| Énoncé 1 |
Recopiez, s'il vous plaît, l'extrait sur la fiscalité de la vidéo à la demande en commençant à "Pourquoi les cinémas" et en terminant à "l'attribution d'aides financières.", et substituez "ministère de l'économie" à "ministère de la culture".
| Énoncé 2 |
Indiquez si chacune des affirmations suivantes concorde avec l'extrait sur la fiscalité de la vidéo à la demande, en répondant par oui ou par non et en citant les mots décisifs de l'extrait. (a) Le centre national du cinéma et de l'image animée a été créé en 1946. (b) Les cessions des droits portant sur les oeuvres cinématographiques relèvent du taux normal de TVA. (c) Le centre national du cinéma et de l'image animée dépend du ministère de l'économie.

| Extrait du document |
++++++++++

La fiscalité de la vidéo à la demande

Pourquoi les cinémas bénéficient-ils d’un régime fiscal particulier ? Quels est l’organisme chargé de la règlementation de ces services ? Quel est le taux de TVA appliqué ? Tous les types de films sont-ils traités de la même façon ?

Le centre national du cinéma et de l'image animée dépend du ministère de la culture. Il a été créé par la loi du 25 octobre 1946 et réformé par l'ordonnance du 24 juillet 2009. Il a pour mission d'observer l'évolution des professions du cinéma, ainsi que leur environnement technique, juridique, économique et social, et il contribue également au financement et au développement du cinéma par l'attribution d'aides financières.

Par ailleurs il contrôle les recettes d'exploitation des oeuvres et documents cinématographiques ou audiovisuels réalisées par les exploitants d'établissements de spectacles cinématographiques et par les éditeurs de vidéogrammes destinés à l'usage privé du public.

Les taux d'impositions pratiqués
L'article L 334-1 du code du cinéma et de l'image animée prévoit que les cinémas bénéficient d'un taux de TVA à 5,5%. Par ailleurs les cessions des droits portant sur les oeuvres cinématographiques sont aussi soumises à un taux réduit de 5,5% de TVA.

++++++++++

| Contenu des données |
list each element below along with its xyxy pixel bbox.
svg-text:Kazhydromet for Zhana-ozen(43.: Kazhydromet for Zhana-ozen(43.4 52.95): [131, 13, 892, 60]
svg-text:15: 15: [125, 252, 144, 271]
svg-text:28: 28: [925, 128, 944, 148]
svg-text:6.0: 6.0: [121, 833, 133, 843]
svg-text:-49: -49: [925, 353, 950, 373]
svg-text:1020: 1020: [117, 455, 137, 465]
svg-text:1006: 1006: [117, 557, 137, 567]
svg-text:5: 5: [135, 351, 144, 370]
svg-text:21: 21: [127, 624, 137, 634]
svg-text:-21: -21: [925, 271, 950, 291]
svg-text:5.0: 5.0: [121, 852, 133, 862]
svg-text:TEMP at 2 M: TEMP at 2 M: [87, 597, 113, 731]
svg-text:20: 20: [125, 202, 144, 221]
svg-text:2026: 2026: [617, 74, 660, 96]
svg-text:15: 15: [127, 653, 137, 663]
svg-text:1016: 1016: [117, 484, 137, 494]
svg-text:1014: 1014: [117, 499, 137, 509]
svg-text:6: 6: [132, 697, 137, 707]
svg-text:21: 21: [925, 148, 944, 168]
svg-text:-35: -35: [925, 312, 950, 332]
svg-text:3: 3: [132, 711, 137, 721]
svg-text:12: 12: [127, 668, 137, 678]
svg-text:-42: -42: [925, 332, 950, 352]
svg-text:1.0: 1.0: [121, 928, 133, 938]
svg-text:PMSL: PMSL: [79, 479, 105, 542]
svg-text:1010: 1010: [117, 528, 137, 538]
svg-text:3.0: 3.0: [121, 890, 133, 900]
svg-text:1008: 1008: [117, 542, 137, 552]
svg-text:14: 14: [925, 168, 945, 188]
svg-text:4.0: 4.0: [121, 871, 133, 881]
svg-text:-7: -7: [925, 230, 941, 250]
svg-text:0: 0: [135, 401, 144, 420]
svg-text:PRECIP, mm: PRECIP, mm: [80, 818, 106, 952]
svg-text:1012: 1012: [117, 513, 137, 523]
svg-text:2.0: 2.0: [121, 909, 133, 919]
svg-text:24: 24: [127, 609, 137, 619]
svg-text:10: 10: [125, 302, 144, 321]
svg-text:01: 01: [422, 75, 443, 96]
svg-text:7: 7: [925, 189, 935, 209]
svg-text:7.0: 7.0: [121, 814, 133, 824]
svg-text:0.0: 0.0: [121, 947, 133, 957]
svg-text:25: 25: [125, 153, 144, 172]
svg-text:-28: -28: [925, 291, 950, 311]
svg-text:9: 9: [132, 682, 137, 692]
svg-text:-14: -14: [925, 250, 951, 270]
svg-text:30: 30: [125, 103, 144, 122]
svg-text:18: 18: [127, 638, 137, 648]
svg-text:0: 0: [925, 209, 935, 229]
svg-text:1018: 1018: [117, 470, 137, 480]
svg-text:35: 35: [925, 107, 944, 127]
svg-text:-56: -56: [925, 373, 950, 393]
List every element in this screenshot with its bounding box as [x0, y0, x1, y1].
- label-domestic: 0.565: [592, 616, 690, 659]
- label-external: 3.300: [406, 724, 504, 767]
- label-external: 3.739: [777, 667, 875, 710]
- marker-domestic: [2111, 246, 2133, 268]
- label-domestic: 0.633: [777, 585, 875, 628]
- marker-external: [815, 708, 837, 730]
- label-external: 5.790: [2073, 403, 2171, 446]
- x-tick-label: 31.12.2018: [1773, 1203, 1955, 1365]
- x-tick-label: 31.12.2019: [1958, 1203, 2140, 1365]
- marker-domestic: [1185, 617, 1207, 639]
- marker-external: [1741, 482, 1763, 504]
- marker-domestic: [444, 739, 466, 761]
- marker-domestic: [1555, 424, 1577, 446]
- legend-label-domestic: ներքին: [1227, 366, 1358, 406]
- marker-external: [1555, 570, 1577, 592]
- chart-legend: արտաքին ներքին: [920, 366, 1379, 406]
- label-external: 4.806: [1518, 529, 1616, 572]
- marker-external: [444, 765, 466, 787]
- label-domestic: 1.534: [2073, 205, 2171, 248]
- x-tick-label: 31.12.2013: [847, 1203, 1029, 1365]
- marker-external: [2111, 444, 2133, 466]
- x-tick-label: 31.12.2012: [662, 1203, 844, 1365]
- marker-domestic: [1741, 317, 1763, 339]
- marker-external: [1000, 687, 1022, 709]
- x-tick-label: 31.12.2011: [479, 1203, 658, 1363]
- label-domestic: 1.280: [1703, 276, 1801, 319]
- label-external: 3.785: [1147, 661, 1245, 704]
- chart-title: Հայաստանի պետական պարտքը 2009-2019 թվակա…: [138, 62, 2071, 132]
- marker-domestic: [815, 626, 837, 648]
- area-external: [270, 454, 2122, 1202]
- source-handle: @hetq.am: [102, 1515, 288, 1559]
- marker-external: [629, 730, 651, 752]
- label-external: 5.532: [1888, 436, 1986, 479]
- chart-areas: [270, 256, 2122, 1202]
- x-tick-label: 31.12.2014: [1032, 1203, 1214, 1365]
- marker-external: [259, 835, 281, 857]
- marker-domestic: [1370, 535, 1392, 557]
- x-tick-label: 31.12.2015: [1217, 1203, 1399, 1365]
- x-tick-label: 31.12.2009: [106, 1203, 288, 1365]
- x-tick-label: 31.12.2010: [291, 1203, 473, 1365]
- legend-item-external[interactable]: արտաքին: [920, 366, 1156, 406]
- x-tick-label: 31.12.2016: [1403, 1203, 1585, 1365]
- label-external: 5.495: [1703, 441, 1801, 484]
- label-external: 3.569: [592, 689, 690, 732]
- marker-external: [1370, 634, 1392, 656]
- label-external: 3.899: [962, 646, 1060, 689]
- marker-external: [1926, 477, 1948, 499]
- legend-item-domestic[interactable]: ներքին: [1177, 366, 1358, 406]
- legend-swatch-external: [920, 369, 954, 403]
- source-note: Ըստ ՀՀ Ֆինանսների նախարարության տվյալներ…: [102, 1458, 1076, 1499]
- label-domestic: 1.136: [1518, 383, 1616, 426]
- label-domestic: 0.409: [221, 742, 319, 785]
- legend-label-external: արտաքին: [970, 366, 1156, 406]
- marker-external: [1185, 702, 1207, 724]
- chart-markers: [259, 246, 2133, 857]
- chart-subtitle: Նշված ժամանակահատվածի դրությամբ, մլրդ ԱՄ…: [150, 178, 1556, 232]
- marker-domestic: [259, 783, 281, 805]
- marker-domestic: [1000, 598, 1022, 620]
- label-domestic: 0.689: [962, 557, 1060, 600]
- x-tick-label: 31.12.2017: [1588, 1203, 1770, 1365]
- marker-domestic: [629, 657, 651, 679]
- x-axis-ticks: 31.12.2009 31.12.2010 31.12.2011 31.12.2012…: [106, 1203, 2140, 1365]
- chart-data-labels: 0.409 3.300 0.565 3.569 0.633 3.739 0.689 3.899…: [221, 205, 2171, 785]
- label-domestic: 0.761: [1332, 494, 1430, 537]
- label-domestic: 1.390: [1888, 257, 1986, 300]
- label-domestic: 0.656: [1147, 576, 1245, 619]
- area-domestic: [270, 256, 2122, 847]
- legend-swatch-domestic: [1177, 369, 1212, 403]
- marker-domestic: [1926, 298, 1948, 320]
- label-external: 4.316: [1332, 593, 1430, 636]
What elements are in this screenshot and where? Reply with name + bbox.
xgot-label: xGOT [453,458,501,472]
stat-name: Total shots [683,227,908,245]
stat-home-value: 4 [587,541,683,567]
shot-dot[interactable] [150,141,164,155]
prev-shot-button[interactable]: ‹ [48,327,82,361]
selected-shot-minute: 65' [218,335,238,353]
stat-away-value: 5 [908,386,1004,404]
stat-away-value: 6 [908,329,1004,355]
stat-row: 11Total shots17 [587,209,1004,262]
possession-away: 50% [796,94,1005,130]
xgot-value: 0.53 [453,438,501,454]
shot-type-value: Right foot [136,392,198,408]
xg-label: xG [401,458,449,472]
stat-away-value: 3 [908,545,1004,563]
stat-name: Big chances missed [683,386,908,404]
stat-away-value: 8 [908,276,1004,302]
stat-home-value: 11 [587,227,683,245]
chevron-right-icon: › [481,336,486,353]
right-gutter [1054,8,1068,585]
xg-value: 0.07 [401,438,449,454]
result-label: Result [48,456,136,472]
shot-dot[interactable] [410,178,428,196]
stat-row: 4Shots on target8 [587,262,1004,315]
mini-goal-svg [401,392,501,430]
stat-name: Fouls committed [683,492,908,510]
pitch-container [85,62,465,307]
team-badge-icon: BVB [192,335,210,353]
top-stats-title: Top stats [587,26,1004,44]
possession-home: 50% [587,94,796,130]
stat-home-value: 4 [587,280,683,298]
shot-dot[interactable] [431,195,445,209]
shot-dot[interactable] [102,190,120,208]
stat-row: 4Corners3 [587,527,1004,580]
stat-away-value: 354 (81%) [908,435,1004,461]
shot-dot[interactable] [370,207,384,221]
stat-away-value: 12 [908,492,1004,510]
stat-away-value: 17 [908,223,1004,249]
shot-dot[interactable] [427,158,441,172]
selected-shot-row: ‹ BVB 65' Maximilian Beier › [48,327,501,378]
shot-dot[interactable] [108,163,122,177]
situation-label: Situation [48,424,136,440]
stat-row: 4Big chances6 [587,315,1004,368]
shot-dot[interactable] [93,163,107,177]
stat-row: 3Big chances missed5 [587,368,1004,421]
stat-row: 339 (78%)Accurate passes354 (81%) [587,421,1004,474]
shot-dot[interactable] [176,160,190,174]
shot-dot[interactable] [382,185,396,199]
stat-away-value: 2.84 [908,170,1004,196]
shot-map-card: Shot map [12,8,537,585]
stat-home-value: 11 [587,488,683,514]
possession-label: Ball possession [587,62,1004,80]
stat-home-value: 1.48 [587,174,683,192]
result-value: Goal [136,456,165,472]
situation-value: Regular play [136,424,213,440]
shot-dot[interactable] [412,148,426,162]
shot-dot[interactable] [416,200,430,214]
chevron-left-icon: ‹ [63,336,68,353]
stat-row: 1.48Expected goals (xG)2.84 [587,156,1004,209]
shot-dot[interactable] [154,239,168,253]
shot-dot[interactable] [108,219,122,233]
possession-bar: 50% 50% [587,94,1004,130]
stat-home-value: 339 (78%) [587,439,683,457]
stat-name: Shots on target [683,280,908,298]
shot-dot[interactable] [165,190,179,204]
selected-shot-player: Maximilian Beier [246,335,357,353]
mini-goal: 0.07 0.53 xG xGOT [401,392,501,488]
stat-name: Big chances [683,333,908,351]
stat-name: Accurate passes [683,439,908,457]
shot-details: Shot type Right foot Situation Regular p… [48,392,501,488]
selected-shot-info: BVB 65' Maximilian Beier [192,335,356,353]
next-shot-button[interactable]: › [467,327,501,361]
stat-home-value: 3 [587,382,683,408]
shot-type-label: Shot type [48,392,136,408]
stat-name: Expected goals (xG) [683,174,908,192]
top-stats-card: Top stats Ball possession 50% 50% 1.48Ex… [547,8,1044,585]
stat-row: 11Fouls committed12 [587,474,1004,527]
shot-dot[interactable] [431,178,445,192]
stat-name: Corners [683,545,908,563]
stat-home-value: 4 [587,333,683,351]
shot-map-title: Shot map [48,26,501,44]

++++++++++

| Réponse finale 1 |
Pourquoi les cinémas bénéficient-ils d’un régime fiscal particulier ? Quels est l’organisme chargé de la règlementation de ces services ? Quel est le taux de TVA appliqué ? Tous les types de films sont-ils traités de la même façon ?

Le centre national du cinéma et de l'image animée dépend du ministère de l'économie. Il a été créé par la loi du 25 octobre 1946 et réformé par l'ordonnance du 24 juillet 2009. Il a pour mission d'observer l'évolution des professions du cinéma, ainsi que leur environnement technique, juridique, économique et social, et il contribue également au financement et au développement du cinéma par l'attribution d'aides financières.

| Réponse finale 2 |
(a) Oui : « Il a été créé par la loi du 25 octobre 1946 ».
(b) Non : « sont aussi soumises à un taux réduit de 5,5% de TVA ».
(c) Non : « dépend du ministère de la culture ».